* _TEXTO SELECIONADO_
______________________________
Helena é um trabalho que pode competir
com os mais bem acabados do gênero.
Já antes nos havia dado o Sr. Machado de
Assis um outro romance, que, pela finura
das observações, desenho dos caracteres, estudo psicológico e amenidade dos episódios, anunciava a posição
eminente que teria de ocupar entre os
romancistas nacionais, o vigoroso autor de Ressurreição. Helena, que lhe seguiu, é um grande progresso.
Uma outra crítica a Helena, posterior à
escrita da carta de Machado, também destaca
o romance como uma das melhores produções machadianas. Todavia o que nos interessa é a ressalva que o autor do artigo,
A. C. Almeida, faz à figura do poeta: “Nota-se, contudo, uma coisa: que o estamos considerando
como romancista (grifo nosso). Do Machado
poeta já não diríamos o mesmo, se bem que ande-lhe (sic) aureolado o nome por apoteose balofa e louvaminheira.”
Definitivamente,
o prosador começava a ocupar o vasto terreno literário de onde o poeta, a princípio, era banido. Como um autor
que respeitava o julgamento do outro sobre seus escritos, Machado parecia avaliar
atentamente o que se afirmava sobre sua obra e buscava a justa medida de sua vocação.
______________________________
* _DADOS BRUTOS_
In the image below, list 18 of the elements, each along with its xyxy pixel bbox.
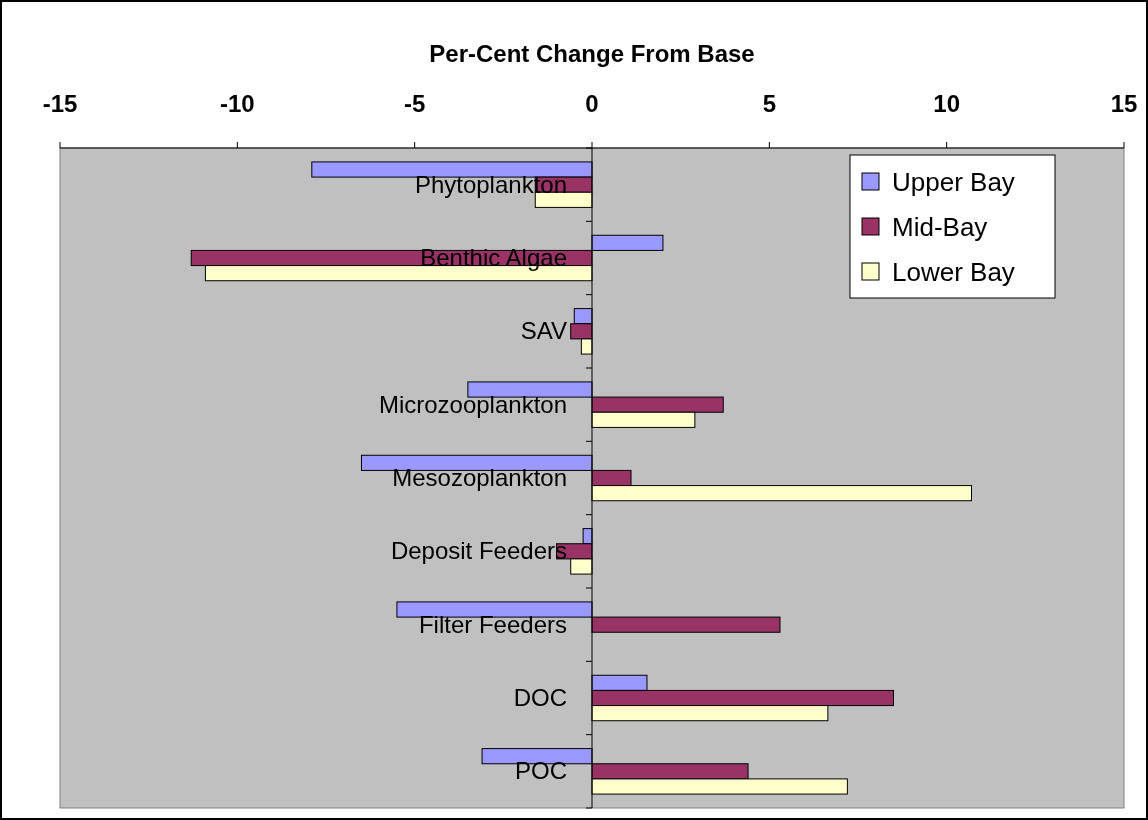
______________________________
* _PROBLEMAS A RESOLVER_
a. Responda às perguntas abaixo com base no texto sobre Helena.
(i) Segundo o texto, com que obras Helena pode competir?
(ii) Quem é o autor do artigo que faz uma ressalva à figura do poeta?
(iii) Que terreno o prosador começava a ocupar?
b. Extraia do texto sobre Helena o trecho que vai de "Já antes nos" até "um grande progresso.", inclusive.

* _RESPOSTAS DAS TAREFAS_
a.
(i) Com os mais bem acabados do gênero.
(ii) A. C. Almeida.
(iii) O vasto terreno literário de onde o poeta, a princípio, era banido.

b.
Já antes nos havia dado o Sr. Machado de
Assis um outro romance, que, pela finura
das observações, desenho dos caracteres, estudo psicológico e amenidade dos episódios, anunciava a posição
eminente que teria de ocupar entre os
romancistas nacionais, o vigoroso autor de Ressurreição. Helena, que lhe seguiu, é um grande progresso.